To be done: What follows are records. Restate all of them word for word.

· · · · · · ·

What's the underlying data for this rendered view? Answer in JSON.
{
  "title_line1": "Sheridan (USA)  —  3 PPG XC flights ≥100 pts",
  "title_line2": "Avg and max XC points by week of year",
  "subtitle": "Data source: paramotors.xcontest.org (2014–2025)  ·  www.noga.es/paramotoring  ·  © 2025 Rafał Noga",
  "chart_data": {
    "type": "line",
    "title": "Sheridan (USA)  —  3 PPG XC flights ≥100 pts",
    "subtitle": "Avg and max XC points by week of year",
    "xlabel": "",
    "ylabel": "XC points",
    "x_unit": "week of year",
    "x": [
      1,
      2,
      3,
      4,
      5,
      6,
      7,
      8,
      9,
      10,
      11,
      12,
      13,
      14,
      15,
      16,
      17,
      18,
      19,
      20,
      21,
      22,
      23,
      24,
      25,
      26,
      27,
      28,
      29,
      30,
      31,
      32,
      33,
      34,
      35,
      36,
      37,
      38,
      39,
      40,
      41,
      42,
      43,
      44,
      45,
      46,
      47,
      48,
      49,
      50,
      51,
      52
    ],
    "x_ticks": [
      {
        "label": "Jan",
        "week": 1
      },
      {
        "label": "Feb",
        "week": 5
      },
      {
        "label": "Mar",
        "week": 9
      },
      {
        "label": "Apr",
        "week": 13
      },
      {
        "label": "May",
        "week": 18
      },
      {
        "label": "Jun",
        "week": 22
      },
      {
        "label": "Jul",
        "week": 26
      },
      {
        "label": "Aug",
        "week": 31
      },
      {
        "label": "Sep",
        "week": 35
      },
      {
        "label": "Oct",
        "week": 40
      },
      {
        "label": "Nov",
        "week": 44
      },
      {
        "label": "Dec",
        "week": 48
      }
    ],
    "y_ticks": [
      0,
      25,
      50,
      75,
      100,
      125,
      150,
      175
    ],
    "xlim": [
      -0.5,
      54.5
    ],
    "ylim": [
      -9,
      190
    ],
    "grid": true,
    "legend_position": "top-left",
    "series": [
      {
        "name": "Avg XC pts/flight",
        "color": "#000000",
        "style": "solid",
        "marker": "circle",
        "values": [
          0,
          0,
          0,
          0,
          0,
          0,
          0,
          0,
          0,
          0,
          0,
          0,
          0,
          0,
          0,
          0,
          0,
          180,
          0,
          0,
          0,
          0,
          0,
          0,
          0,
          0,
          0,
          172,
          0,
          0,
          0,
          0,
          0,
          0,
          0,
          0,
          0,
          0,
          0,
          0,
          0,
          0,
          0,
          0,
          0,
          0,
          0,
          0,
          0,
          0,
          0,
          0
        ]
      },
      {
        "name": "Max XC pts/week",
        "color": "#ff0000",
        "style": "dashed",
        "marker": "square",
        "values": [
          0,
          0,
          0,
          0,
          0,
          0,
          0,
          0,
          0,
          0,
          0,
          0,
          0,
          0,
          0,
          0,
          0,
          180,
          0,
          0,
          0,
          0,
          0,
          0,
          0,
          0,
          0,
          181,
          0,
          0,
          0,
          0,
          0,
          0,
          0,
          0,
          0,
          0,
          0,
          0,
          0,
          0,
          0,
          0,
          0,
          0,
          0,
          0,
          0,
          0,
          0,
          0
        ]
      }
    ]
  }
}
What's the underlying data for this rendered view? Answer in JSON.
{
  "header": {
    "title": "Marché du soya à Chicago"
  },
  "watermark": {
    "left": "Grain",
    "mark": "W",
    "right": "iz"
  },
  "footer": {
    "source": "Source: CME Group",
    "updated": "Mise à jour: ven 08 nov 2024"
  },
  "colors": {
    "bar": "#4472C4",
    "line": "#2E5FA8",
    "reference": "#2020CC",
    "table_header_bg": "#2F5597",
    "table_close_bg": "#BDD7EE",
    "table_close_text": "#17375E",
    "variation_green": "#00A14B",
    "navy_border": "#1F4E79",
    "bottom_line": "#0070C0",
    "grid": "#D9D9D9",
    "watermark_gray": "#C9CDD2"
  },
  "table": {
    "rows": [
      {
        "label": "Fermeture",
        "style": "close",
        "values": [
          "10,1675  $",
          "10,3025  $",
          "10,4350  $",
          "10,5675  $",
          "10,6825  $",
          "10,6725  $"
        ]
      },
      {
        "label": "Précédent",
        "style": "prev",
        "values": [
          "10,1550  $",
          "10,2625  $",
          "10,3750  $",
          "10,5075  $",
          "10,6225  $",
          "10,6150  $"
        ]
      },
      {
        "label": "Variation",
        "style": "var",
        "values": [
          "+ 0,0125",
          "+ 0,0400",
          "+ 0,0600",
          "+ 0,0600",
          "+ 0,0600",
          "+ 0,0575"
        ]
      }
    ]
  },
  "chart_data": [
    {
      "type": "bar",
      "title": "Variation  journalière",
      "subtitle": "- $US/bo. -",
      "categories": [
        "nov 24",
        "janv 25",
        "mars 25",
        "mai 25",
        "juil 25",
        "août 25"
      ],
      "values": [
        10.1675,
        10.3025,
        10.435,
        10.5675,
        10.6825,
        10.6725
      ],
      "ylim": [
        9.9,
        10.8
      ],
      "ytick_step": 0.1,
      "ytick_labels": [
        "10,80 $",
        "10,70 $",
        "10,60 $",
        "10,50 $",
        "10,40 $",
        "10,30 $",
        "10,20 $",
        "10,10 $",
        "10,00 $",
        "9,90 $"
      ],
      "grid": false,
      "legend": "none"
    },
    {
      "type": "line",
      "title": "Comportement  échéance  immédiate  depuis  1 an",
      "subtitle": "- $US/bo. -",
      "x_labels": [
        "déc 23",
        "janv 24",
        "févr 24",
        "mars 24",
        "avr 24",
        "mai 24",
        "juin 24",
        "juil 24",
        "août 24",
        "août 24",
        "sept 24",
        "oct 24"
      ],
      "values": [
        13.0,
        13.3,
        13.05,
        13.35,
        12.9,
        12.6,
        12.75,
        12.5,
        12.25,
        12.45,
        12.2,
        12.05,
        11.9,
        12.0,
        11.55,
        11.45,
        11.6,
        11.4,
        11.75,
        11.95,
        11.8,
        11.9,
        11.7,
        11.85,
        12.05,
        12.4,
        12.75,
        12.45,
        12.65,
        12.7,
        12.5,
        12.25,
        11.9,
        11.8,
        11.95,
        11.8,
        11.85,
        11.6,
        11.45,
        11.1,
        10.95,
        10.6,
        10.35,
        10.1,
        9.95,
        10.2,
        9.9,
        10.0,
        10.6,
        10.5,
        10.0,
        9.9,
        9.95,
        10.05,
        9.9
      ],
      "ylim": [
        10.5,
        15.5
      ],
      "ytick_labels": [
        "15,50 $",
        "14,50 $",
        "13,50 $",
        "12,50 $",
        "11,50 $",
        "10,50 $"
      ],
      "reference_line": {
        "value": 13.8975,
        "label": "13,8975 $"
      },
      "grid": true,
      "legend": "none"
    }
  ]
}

· · · · · · ·

Solution to this problem:
What's the underlying data for this rendered view? Answer in JSON.
{
  "title_line1": "Sheridan (USA)  —  3 PPG XC flights ≥100 pts",
  "title_line2": "Avg and max XC points by week of year",
  "subtitle": "Data source: paramotors.xcontest.org (2014–2025)  ·  www.noga.es/paramotoring  ·  © 2025 Rafał Noga",
  "chart_data": {
    "type": "line",
    "title": "Sheridan (USA)  —  3 PPG XC flights ≥100 pts",
    "subtitle": "Avg and max XC points by week of year",
    "xlabel": "",
    "ylabel": "XC points",
    "x_unit": "week of year",
    "x": [
      1,
      2,
      3,
      4,
      5,
      6,
      7,
      8,
      9,
      10,
      11,
      12,
      13,
      14,
      15,
      16,
      17,
      18,
      19,
      20,
      21,
      22,
      23,
      24,
      25,
      26,
      27,
      28,
      29,
      30,
      31,
      32,
      33,
      34,
      35,
      36,
      37,
      38,
      39,
      40,
      41,
      42,
      43,
      44,
      45,
      46,
      47,
      48,
      49,
      50,
      51,
      52
    ],
    "x_ticks": [
      {
        "label": "Jan",
        "week": 1
      },
      {
        "label": "Feb",
        "week": 5
      },
      {
        "label": "Mar",
        "week": 9
      },
      {
        "label": "Apr",
        "week": 13
      },
      {
        "label": "May",
        "week": 18
      },
      {
        "label": "Jun",
        "week": 22
      },
      {
        "label": "Jul",
        "week": 26
      },
      {
        "label": "Aug",
        "week": 31
      },
      {
        "label": "Sep",
        "week": 35
      },
      {
        "label": "Oct",
        "week": 40
      },
      {
        "label": "Nov",
        "week": 44
      },
      {
        "label": "Dec",
        "week": 48
      }
    ],
    "y_ticks": [
      0,
      25,
      50,
      75,
      100,
      125,
      150,
      175
    ],
    "xlim": [
      -0.5,
      54.5
    ],
    "ylim": [
      -9,
      190
    ],
    "grid": true,
    "legend_position": "top-left",
    "series": [
      {
        "name": "Avg XC pts/flight",
        "color": "#000000",
        "style": "solid",
        "marker": "circle",
        "values": [
          0,
          0,
          0,
          0,
          0,
          0,
          0,
          0,
          0,
          0,
          0,
          0,
          0,
          0,
          0,
          0,
          0,
          180,
          0,
          0,
          0,
          0,
          0,
          0,
          0,
          0,
          0,
          172,
          0,
          0,
          0,
          0,
          0,
          0,
          0,
          0,
          0,
          0,
          0,
          0,
          0,
          0,
          0,
          0,
          0,
          0,
          0,
          0,
          0,
          0,
          0,
          0
        ]
      },
      {
        "name": "Max XC pts/week",
        "color": "#ff0000",
        "style": "dashed",
        "marker": "square",
        "values": [
          0,
          0,
          0,
          0,
          0,
          0,
          0,
          0,
          0,
          0,
          0,
          0,
          0,
          0,
          0,
          0,
          0,
          180,
          0,
          0,
          0,
          0,
          0,
          0,
          0,
          0,
          0,
          181,
          0,
          0,
          0,
          0,
          0,
          0,
          0,
          0,
          0,
          0,
          0,
          0,
          0,
          0,
          0,
          0,
          0,
          0,
          0,
          0,
          0,
          0,
          0,
          0
        ]
      }
    ]
  }
}
What's the underlying data for this rendered view? Answer in JSON.
{
  "header": {
    "title": "Marché du soya à Chicago"
  },
  "watermark": {
    "left": "Grain",
    "mark": "W",
    "right": "iz"
  },
  "footer": {
    "source": "Source: CME Group",
    "updated": "Mise à jour: ven 08 nov 2024"
  },
  "colors": {
    "bar": "#4472C4",
    "line": "#2E5FA8",
    "reference": "#2020CC",
    "table_header_bg": "#2F5597",
    "table_close_bg": "#BDD7EE",
    "table_close_text": "#17375E",
    "variation_green": "#00A14B",
    "navy_border": "#1F4E79",
    "bottom_line": "#0070C0",
    "grid": "#D9D9D9",
    "watermark_gray": "#C9CDD2"
  },
  "table": {
    "rows": [
      {
        "label": "Fermeture",
        "style": "close",
        "values": [
          "10,1675  $",
          "10,3025  $",
          "10,4350  $",
          "10,5675  $",
          "10,6825  $",
          "10,6725  $"
        ]
      },
      {
        "label": "Précédent",
        "style": "prev",
        "values": [
          "10,1550  $",
          "10,2625  $",
          "10,3750  $",
          "10,5075  $",
          "10,6225  $",
          "10,6150  $"
        ]
      },
      {
        "label": "Variation",
        "style": "var",
        "values": [
          "+ 0,0125",
          "+ 0,0400",
          "+ 0,0600",
          "+ 0,0600",
          "+ 0,0600",
          "+ 0,0575"
        ]
      }
    ]
  },
  "chart_data": [
    {
      "type": "bar",
      "title": "Variation  journalière",
      "subtitle": "- $US/bo. -",
      "categories": [
        "nov 24",
        "janv 25",
        "mars 25",
        "mai 25",
        "juil 25",
        "août 25"
      ],
      "values": [
        10.1675,
        10.3025,
        10.435,
        10.5675,
        10.6825,
        10.6725
      ],
      "ylim": [
        9.9,
        10.8
      ],
      "ytick_step": 0.1,
      "ytick_labels": [
        "10,80 $",
        "10,70 $",
        "10,60 $",
        "10,50 $",
        "10,40 $",
        "10,30 $",
        "10,20 $",
        "10,10 $",
        "10,00 $",
        "9,90 $"
      ],
      "grid": false,
      "legend": "none"
    },
    {
      "type": "line",
      "title": "Comportement  échéance  immédiate  depuis  1 an",
      "subtitle": "- $US/bo. -",
      "x_labels": [
        "déc 23",
        "janv 24",
        "févr 24",
        "mars 24",
        "avr 24",
        "mai 24",
        "juin 24",
        "juil 24",
        "août 24",
        "août 24",
        "sept 24",
        "oct 24"
      ],
      "values": [
        13.0,
        13.3,
        13.05,
        13.35,
        12.9,
        12.6,
        12.75,
        12.5,
        12.25,
        12.45,
        12.2,
        12.05,
        11.9,
        12.0,
        11.55,
        11.45,
        11.6,
        11.4,
        11.75,
        11.95,
        11.8,
        11.9,
        11.7,
        11.85,
        12.05,
        12.4,
        12.75,
        12.45,
        12.65,
        12.7,
        12.5,
        12.25,
        11.9,
        11.8,
        11.95,
        11.8,
        11.85,
        11.6,
        11.45,
        11.1,
        10.95,
        10.6,
        10.35,
        10.1,
        9.95,
        10.2,
        9.9,
        10.0,
        10.6,
        10.5,
        10.0,
        9.9,
        9.95,
        10.05,
        9.9
      ],
      "ylim": [
        10.5,
        15.5
      ],
      "ytick_labels": [
        "15,50 $",
        "14,50 $",
        "13,50 $",
        "12,50 $",
        "11,50 $",
        "10,50 $"
      ],
      "reference_line": {
        "value": 13.8975,
        "label": "13,8975 $"
      },
      "grid": true,
      "legend": "none"
    }
  ]
}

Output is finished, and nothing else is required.